● **SHORT TASK**
Return all lines from the listing below in which the string "biểu" occurs.

── RECORDS ──

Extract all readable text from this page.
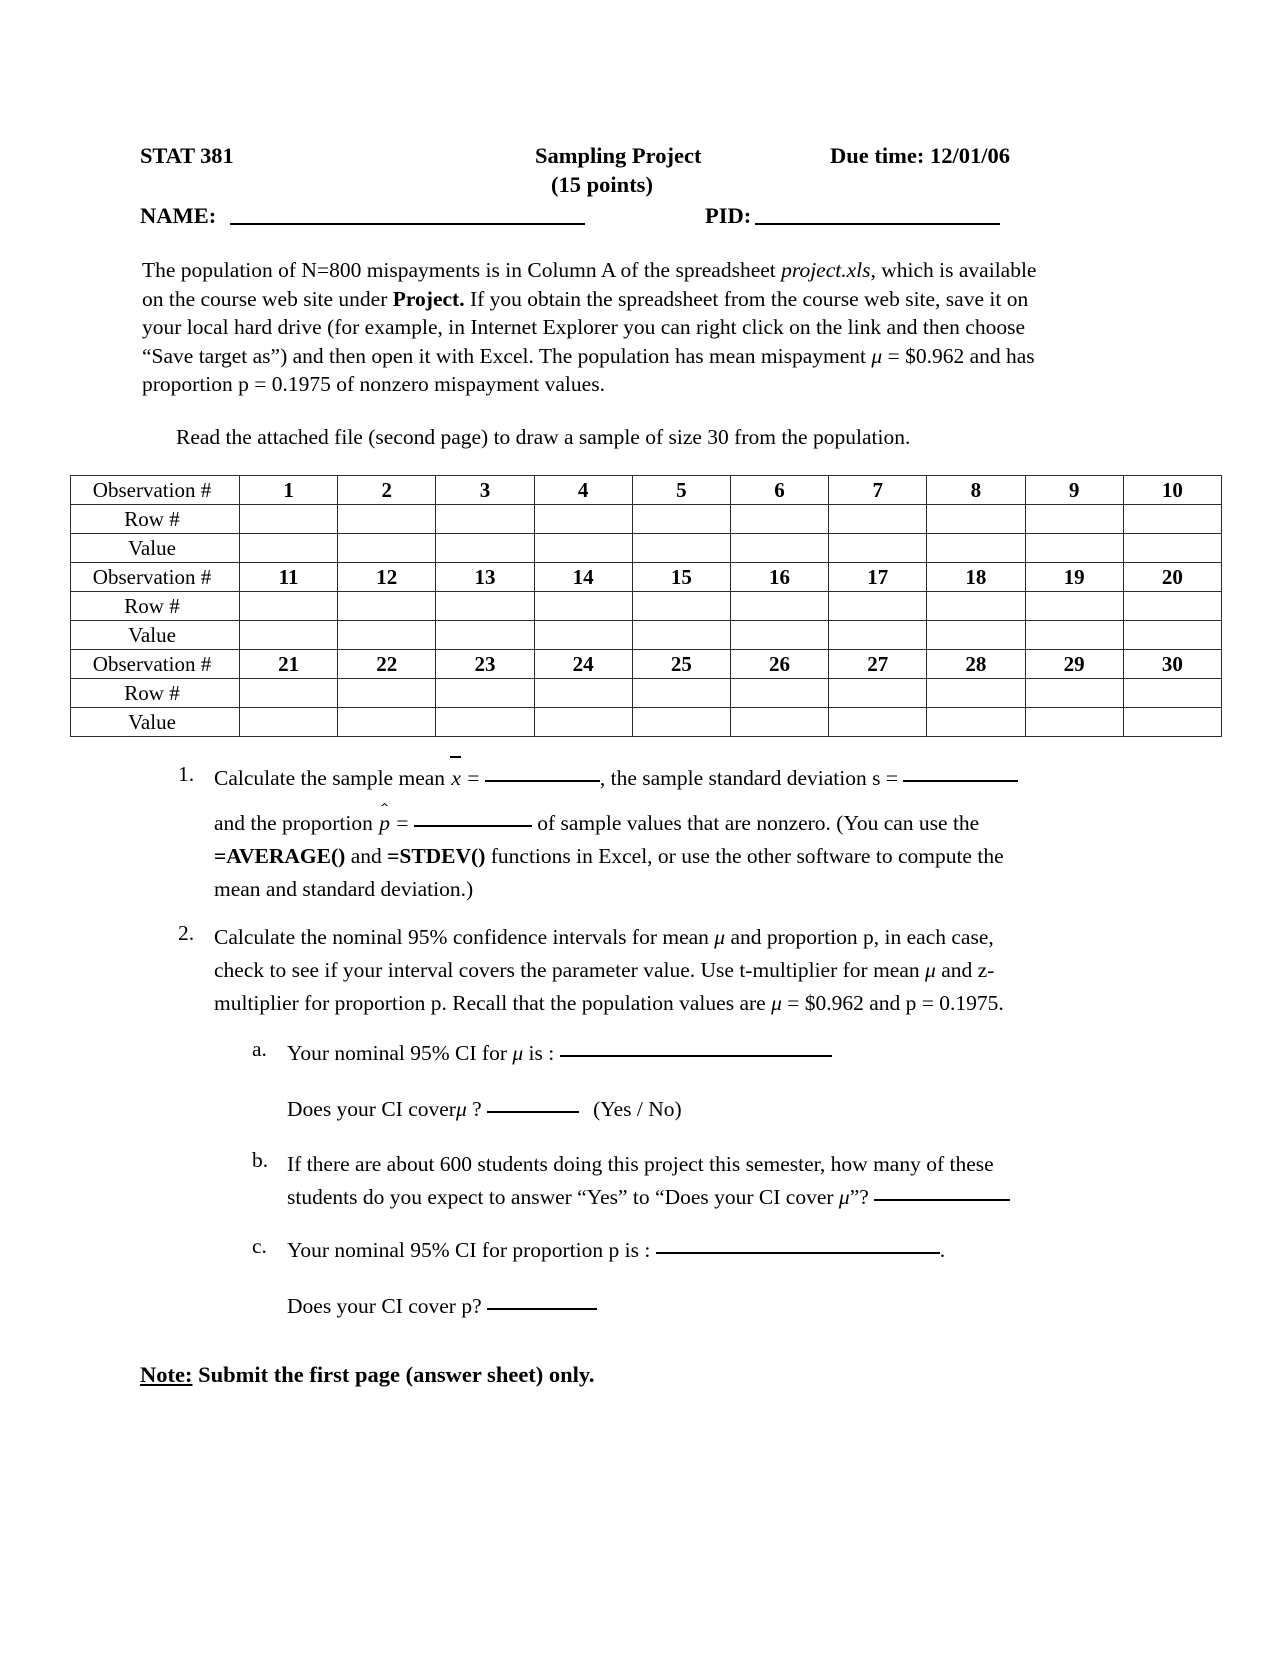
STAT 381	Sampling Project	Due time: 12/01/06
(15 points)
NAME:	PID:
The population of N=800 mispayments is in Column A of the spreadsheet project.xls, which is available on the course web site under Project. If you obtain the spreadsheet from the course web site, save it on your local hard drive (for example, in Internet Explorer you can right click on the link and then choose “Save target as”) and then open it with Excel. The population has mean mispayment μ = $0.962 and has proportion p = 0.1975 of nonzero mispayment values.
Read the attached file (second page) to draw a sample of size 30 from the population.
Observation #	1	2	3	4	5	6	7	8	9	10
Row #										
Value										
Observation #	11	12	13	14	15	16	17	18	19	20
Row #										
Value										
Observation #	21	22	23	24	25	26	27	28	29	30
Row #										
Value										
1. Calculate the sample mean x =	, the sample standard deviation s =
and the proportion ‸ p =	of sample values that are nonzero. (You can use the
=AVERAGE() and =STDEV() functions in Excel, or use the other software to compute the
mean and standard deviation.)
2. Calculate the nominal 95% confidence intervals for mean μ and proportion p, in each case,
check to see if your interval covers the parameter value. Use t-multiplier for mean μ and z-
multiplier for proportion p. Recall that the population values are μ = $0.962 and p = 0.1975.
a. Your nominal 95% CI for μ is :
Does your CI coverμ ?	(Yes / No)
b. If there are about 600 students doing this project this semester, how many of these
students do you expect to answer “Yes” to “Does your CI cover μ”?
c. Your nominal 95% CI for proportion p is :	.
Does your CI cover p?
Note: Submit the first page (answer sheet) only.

───
── RECORDS ──

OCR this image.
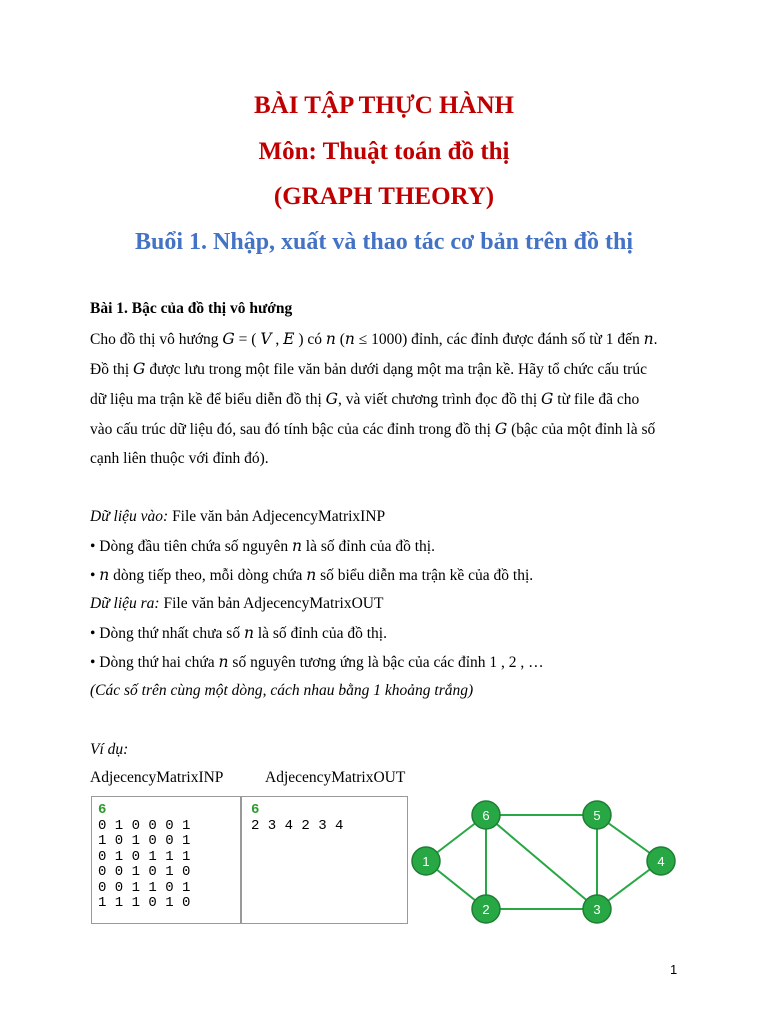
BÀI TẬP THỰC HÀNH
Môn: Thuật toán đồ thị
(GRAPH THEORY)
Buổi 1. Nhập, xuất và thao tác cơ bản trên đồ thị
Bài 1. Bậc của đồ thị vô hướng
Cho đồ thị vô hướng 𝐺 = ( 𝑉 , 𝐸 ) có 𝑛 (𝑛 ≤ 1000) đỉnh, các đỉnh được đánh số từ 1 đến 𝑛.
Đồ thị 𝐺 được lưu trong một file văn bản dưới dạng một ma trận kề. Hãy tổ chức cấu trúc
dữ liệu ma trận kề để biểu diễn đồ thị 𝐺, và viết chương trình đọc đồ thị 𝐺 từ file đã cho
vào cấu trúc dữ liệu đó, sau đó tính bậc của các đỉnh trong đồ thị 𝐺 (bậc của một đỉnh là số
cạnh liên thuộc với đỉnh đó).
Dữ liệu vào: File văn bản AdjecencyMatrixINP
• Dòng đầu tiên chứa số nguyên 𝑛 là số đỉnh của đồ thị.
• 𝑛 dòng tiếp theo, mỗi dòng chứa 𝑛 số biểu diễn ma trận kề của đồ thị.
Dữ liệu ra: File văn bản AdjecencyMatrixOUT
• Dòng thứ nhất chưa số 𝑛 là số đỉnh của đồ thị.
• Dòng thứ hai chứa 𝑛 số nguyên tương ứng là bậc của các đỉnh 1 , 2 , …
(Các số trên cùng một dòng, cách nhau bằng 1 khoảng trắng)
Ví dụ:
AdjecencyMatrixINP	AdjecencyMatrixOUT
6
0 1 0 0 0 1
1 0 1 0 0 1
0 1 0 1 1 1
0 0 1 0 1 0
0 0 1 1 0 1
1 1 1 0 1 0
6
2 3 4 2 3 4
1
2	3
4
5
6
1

───

● **RESPONSE BELOW**
dữ liệu ma trận kề để biểu diễn đồ thị 𝐺, và viết chương trình đọc đồ thị 𝐺 từ file đã cho
• 𝑛 dòng tiếp theo, mỗi dòng chứa 𝑛 số biểu diễn ma trận kề của đồ thị.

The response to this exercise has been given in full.